§ PROBLEM DETAILS:
Copy every entry exactly.

§ GIVEN DATA:
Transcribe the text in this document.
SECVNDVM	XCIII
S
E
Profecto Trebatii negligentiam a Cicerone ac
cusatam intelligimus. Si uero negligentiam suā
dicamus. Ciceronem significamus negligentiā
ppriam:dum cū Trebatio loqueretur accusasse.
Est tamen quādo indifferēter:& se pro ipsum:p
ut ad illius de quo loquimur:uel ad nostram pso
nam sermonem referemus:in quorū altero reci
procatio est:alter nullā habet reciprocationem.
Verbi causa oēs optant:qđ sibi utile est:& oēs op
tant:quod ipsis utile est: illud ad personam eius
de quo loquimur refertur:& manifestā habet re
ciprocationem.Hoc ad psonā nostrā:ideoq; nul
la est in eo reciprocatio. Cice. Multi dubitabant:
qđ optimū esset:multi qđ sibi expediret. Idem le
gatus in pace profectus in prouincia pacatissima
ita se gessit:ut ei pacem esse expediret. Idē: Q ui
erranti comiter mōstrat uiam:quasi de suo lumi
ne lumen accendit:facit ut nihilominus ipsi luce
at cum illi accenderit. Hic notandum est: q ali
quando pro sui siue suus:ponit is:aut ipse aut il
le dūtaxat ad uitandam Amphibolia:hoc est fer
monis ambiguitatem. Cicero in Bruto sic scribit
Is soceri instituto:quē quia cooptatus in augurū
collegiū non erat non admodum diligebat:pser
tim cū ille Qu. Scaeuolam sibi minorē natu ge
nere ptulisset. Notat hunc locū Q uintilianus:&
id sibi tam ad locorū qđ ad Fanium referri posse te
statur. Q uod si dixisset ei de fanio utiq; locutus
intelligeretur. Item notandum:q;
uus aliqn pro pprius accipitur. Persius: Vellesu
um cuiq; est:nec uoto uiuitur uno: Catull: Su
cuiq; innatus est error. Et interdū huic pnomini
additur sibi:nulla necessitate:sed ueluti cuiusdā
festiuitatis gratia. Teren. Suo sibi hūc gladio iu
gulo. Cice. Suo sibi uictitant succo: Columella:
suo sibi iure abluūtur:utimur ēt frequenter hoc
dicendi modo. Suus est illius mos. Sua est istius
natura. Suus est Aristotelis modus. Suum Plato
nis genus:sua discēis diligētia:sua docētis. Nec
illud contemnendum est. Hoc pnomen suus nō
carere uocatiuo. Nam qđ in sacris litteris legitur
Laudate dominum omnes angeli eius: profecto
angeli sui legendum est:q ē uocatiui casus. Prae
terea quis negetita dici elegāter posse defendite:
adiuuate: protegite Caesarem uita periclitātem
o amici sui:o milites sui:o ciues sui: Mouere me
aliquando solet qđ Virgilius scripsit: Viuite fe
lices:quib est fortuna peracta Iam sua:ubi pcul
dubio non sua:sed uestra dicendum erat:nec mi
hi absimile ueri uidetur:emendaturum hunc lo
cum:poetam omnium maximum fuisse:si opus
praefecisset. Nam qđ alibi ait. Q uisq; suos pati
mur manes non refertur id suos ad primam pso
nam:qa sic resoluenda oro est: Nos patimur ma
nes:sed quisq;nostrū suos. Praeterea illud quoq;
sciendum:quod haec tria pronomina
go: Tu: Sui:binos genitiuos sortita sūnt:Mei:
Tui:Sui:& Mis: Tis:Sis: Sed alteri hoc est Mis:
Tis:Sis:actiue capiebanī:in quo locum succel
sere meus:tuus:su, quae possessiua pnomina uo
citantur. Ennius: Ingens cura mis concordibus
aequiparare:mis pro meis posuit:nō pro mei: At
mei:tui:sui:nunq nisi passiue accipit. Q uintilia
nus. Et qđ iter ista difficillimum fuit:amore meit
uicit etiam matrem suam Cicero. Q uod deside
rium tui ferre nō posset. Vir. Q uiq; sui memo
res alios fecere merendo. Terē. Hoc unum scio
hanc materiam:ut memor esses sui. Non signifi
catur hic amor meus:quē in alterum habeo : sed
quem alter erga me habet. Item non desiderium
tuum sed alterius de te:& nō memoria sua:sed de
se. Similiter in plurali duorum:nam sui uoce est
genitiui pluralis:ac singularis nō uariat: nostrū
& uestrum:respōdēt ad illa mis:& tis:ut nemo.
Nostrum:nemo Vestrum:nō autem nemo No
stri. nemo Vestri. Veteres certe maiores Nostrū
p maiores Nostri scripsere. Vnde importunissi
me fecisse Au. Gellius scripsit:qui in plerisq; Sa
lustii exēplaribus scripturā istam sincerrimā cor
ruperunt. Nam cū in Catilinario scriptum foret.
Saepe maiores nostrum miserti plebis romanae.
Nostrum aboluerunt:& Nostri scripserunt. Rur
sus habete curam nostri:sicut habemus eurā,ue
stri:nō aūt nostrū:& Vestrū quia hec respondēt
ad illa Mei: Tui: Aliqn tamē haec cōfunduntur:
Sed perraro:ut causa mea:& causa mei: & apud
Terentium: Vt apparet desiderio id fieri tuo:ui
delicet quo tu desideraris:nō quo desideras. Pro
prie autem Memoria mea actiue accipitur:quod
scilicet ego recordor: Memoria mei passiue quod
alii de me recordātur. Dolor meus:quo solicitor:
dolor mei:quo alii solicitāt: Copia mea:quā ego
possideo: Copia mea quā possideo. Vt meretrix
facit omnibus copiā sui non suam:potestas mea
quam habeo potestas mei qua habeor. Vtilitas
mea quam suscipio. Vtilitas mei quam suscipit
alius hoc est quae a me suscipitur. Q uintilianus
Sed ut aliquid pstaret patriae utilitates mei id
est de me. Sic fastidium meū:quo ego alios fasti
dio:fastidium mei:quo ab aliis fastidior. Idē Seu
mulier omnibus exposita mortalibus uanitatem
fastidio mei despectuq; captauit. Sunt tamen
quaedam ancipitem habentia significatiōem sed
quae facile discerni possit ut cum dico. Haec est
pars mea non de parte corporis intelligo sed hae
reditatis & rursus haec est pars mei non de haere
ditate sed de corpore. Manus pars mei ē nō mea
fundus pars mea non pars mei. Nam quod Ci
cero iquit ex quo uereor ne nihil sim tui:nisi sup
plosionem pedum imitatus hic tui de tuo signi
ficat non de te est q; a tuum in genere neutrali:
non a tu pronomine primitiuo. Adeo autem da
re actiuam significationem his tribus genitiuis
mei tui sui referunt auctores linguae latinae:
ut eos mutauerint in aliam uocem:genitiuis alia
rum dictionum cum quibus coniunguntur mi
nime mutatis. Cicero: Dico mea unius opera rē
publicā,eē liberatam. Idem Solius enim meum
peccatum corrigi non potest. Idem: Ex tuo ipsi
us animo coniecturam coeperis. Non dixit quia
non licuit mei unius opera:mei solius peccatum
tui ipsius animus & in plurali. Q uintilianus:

§ IN RESPONSE:
Transcribe the text in this document.
SECVNDVM	XCIII
S
E
Profecto Trebatii negligentiam a Cicerone ac
cusatam intelligimus. Si uero negligentiam suā
dicamus. Ciceronem significamus negligentiā
ppriam:dum cū Trebatio loqueretur accusasse.
Est tamen quādo indifferēter:& se pro ipsum:p
ut ad illius de quo loquimur:uel ad nostram pso
nam sermonem referemus:in quorū altero reci
procatio est:alter nullā habet reciprocationem.
Verbi causa oēs optant:qđ sibi utile est:& oēs op
tant:quod ipsis utile est: illud ad personam eius
de quo loquimur refertur:& manifestā habet re
ciprocationem.Hoc ad psonā nostrā:ideoq; nul
la est in eo reciprocatio. Cice. Multi dubitabant:
qđ optimū esset:multi qđ sibi expediret. Idem le
gatus in pace profectus in prouincia pacatissima
ita se gessit:ut ei pacem esse expediret. Idē: Q ui
erranti comiter mōstrat uiam:quasi de suo lumi
ne lumen accendit:facit ut nihilominus ipsi luce
at cum illi accenderit. Hic notandum est: q ali
quando pro sui siue suus:ponit is:aut ipse aut il
le dūtaxat ad uitandam Amphibolia:hoc est fer
monis ambiguitatem. Cicero in Bruto sic scribit
Is soceri instituto:quē quia cooptatus in augurū
collegiū non erat non admodum diligebat:pser
tim cū ille Qu. Scaeuolam sibi minorē natu ge
nere ptulisset. Notat hunc locū Q uintilianus:&
id sibi tam ad locorū qđ ad Fanium referri posse te
statur. Q uod si dixisset ei de fanio utiq; locutus
intelligeretur. Item notandum:q;
uus aliqn pro pprius accipitur. Persius: Vellesu
um cuiq; est:nec uoto uiuitur uno: Catull: Su
cuiq; innatus est error. Et interdū huic pnomini
additur sibi:nulla necessitate:sed ueluti cuiusdā
festiuitatis gratia. Teren. Suo sibi hūc gladio iu
gulo. Cice. Suo sibi uictitant succo: Columella:
suo sibi iure abluūtur:utimur ēt frequenter hoc
dicendi modo. Suus est illius mos. Sua est istius
natura. Suus est Aristotelis modus. Suum Plato
nis genus:sua discēis diligētia:sua docētis. Nec
illud contemnendum est. Hoc pnomen suus nō
carere uocatiuo. Nam qđ in sacris litteris legitur
Laudate dominum omnes angeli eius: profecto
angeli sui legendum est:q ē uocatiui casus. Prae
terea quis negetita dici elegāter posse defendite:
adiuuate: protegite Caesarem uita periclitātem
o amici sui:o milites sui:o ciues sui: Mouere me
aliquando solet qđ Virgilius scripsit: Viuite fe
lices:quib est fortuna peracta Iam sua:ubi pcul
dubio non sua:sed uestra dicendum erat:nec mi
hi absimile ueri uidetur:emendaturum hunc lo
cum:poetam omnium maximum fuisse:si opus
praefecisset. Nam qđ alibi ait. Q uisq; suos pati
mur manes non refertur id suos ad primam pso
nam:qa sic resoluenda oro est: Nos patimur ma
nes:sed quisq;nostrū suos. Praeterea illud quoq;
sciendum:quod haec tria pronomina
go: Tu: Sui:binos genitiuos sortita sūnt:Mei:
Tui:Sui:& Mis: Tis:Sis: Sed alteri hoc est Mis:
Tis:Sis:actiue capiebanī:in quo locum succel
sere meus:tuus:su, quae possessiua pnomina uo
citantur. Ennius: Ingens cura mis concordibus
aequiparare:mis pro meis posuit:nō pro mei: At
mei:tui:sui:nunq nisi passiue accipit. Q uintilia
nus. Et qđ iter ista difficillimum fuit:amore meit
uicit etiam matrem suam Cicero. Q uod deside
rium tui ferre nō posset. Vir. Q uiq; sui memo
res alios fecere merendo. Terē. Hoc unum scio
hanc materiam:ut memor esses sui. Non signifi
catur hic amor meus:quē in alterum habeo : sed
quem alter erga me habet. Item non desiderium
tuum sed alterius de te:& nō memoria sua:sed de
se. Similiter in plurali duorum:nam sui uoce est
genitiui pluralis:ac singularis nō uariat: nostrū
& uestrum:respōdēt ad illa mis:& tis:ut nemo.
Nostrum:nemo Vestrum:nō autem nemo No
stri. nemo Vestri. Veteres certe maiores Nostrū
p maiores Nostri scripsere. Vnde importunissi
me fecisse Au. Gellius scripsit:qui in plerisq; Sa
lustii exēplaribus scripturā istam sincerrimā cor
ruperunt. Nam cū in Catilinario scriptum foret.
Saepe maiores nostrum miserti plebis romanae.
Nostrum aboluerunt:& Nostri scripserunt. Rur
sus habete curam nostri:sicut habemus eurā,ue
stri:nō aūt nostrū:& Vestrū quia hec respondēt
ad illa Mei: Tui: Aliqn tamē haec cōfunduntur:
Sed perraro:ut causa mea:& causa mei: & apud
Terentium: Vt apparet desiderio id fieri tuo:ui
delicet quo tu desideraris:nō quo desideras. Pro
prie autem Memoria mea actiue accipitur:quod
scilicet ego recordor: Memoria mei passiue quod
alii de me recordātur. Dolor meus:quo solicitor:
dolor mei:quo alii solicitāt: Copia mea:quā ego
possideo: Copia mea quā possideo. Vt meretrix
facit omnibus copiā sui non suam:potestas mea
quam habeo potestas mei qua habeor. Vtilitas
mea quam suscipio. Vtilitas mei quam suscipit
alius hoc est quae a me suscipitur. Q uintilianus
Sed ut aliquid pstaret patriae utilitates mei id
est de me. Sic fastidium meū:quo ego alios fasti
dio:fastidium mei:quo ab aliis fastidior. Idē Seu
mulier omnibus exposita mortalibus uanitatem
fastidio mei despectuq; captauit. Sunt tamen
quaedam ancipitem habentia significatiōem sed
quae facile discerni possit ut cum dico. Haec est
pars mea non de parte corporis intelligo sed hae
reditatis & rursus haec est pars mei non de haere
ditate sed de corpore. Manus pars mei ē nō mea
fundus pars mea non pars mei. Nam quod Ci
cero iquit ex quo uereor ne nihil sim tui:nisi sup
plosionem pedum imitatus hic tui de tuo signi
ficat non de te est q; a tuum in genere neutrali:
non a tu pronomine primitiuo. Adeo autem da
re actiuam significationem his tribus genitiuis
mei tui sui referunt auctores linguae latinae:
ut eos mutauerint in aliam uocem:genitiuis alia
rum dictionum cum quibus coniunguntur mi
nime mutatis. Cicero: Dico mea unius opera rē
publicā,eē liberatam. Idem Solius enim meum
peccatum corrigi non potest. Idem: Ex tuo ipsi
us animo coniecturam coeperis. Non dixit quia
non licuit mei unius opera:mei solius peccatum
tui ipsius animus & in plurali. Q uintilianus:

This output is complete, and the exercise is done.